▸ **GOAL**: Assemble all lines in which the string "type" appears.

▸ **THE INPUT**:
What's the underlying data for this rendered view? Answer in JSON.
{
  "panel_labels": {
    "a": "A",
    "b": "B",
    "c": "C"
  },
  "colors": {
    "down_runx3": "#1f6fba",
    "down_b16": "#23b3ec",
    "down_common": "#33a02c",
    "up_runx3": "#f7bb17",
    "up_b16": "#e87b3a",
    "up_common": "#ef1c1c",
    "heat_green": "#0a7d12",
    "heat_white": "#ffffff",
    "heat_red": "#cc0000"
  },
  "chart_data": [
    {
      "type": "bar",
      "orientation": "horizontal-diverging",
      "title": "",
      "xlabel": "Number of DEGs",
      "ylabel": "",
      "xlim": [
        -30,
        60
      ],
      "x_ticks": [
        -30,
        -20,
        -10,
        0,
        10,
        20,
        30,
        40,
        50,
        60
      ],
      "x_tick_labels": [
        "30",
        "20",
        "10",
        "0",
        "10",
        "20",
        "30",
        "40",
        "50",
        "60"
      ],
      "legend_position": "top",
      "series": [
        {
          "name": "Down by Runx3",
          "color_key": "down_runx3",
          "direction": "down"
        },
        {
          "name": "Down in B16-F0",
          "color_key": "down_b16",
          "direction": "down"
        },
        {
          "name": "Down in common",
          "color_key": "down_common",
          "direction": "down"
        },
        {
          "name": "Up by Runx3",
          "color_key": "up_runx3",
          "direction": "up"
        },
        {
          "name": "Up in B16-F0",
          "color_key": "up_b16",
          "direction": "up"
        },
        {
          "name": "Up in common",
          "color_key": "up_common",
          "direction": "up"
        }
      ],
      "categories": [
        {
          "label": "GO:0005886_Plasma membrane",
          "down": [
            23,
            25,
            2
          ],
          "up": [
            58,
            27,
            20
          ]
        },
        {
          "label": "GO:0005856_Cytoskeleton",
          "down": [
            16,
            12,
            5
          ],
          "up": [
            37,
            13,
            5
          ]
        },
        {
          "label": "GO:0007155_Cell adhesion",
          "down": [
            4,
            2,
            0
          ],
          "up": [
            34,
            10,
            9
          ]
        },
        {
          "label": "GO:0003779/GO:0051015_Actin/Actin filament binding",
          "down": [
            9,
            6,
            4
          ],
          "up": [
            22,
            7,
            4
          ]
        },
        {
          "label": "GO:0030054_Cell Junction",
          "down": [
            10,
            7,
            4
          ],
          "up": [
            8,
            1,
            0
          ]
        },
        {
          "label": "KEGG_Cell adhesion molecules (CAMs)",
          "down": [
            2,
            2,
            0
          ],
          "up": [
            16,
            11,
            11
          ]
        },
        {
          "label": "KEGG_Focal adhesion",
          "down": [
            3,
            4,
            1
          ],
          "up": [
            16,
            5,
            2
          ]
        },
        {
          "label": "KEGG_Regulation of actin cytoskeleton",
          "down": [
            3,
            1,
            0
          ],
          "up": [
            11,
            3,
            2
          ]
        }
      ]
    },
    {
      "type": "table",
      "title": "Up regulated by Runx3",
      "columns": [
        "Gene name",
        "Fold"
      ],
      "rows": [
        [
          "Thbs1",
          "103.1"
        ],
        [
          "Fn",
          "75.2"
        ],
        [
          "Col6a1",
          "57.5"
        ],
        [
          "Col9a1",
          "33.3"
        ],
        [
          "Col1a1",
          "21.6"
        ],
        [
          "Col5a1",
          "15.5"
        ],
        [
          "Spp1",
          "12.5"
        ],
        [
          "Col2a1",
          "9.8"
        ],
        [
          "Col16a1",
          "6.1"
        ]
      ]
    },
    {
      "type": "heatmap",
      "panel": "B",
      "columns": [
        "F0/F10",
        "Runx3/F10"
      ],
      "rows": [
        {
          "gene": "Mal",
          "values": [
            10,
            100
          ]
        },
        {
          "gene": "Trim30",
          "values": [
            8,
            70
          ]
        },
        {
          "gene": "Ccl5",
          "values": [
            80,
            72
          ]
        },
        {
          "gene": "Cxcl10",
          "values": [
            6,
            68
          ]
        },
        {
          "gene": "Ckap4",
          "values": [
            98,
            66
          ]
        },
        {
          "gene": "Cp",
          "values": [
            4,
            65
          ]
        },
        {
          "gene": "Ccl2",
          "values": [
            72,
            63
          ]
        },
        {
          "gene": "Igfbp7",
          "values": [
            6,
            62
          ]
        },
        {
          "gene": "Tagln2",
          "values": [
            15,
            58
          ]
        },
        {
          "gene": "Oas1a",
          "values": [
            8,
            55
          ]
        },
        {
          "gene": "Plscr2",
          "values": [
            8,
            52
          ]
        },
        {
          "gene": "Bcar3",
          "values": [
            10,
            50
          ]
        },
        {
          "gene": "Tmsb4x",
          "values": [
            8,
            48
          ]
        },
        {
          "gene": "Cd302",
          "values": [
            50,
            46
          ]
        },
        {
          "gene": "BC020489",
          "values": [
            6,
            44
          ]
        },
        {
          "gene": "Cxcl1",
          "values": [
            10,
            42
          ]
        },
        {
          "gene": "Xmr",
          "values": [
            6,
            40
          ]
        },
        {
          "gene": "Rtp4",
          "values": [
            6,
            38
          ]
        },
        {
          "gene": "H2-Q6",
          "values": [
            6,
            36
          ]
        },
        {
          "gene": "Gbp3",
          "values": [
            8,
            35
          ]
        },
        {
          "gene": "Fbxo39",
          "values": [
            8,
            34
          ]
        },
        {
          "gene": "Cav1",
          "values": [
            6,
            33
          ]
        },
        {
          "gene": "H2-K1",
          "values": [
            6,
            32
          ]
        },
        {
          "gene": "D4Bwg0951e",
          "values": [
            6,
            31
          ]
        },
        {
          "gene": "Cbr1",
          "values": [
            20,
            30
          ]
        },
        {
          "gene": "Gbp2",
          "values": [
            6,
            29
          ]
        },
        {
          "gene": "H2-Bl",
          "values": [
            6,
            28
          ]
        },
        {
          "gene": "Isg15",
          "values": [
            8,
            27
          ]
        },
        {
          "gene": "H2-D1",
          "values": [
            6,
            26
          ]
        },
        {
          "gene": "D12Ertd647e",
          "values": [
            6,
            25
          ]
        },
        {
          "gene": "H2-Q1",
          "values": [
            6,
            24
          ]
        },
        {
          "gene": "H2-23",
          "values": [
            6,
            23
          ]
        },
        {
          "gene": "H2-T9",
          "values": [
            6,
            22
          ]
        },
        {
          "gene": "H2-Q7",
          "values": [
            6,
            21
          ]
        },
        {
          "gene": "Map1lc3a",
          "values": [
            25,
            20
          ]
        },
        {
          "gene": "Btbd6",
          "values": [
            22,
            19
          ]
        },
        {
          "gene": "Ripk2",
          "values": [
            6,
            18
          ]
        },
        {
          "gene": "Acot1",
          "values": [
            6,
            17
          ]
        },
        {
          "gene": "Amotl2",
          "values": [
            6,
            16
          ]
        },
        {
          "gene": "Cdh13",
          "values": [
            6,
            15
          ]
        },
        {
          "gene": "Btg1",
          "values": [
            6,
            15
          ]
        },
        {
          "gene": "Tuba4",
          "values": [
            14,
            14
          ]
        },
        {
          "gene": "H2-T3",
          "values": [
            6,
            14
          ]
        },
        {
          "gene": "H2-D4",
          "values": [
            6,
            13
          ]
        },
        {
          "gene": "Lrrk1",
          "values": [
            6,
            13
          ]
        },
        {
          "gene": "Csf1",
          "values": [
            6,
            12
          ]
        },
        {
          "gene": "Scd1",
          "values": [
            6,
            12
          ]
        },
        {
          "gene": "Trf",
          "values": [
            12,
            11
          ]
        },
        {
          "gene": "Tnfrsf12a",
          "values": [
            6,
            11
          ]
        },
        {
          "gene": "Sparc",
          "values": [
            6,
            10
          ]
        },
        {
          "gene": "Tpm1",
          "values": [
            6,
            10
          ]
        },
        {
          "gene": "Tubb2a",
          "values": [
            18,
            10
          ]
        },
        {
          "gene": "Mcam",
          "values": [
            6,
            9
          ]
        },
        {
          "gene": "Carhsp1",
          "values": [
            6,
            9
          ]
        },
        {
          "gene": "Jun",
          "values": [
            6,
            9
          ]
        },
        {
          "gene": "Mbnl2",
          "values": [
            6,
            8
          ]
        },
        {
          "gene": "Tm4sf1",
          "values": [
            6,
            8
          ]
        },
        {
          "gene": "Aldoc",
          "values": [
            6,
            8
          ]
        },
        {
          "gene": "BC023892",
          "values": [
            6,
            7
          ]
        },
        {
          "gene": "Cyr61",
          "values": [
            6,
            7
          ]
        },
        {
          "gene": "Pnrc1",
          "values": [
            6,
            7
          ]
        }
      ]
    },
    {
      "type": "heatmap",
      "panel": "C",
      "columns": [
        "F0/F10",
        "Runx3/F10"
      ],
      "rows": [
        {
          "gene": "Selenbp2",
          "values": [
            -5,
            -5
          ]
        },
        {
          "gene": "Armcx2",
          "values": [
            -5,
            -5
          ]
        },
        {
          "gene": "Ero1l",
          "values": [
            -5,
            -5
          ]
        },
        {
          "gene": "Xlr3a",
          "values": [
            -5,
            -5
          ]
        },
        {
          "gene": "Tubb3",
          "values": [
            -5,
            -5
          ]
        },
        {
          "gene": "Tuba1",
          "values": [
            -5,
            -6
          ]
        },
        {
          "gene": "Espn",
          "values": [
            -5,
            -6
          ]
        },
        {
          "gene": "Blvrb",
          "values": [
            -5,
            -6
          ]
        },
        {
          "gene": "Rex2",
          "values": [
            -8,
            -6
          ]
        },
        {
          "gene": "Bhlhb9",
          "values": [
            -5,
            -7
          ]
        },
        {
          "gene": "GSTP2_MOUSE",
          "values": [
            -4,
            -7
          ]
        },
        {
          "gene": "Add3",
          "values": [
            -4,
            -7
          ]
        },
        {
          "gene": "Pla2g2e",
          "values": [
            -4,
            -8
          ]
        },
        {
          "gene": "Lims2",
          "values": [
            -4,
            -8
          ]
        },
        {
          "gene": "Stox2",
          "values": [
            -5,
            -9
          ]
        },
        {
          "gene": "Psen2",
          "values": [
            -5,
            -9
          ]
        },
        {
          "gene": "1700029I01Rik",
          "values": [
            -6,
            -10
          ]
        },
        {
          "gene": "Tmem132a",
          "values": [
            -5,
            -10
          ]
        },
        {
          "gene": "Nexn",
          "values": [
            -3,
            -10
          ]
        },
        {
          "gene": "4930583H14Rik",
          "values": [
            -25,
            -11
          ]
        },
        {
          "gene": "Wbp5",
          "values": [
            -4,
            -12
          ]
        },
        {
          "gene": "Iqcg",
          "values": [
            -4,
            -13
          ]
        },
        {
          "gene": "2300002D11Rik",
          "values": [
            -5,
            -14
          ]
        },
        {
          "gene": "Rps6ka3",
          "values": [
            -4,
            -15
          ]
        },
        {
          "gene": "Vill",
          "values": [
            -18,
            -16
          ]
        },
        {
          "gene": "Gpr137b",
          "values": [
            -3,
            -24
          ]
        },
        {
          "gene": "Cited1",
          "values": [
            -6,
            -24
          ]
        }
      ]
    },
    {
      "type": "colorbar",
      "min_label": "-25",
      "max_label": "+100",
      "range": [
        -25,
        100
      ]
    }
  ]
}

▸ **WRITTEN ANSWER**:
      "type": "bar",
      "type": "table",
      "type": "heatmap",
      "type": "heatmap",
      "type": "colorbar",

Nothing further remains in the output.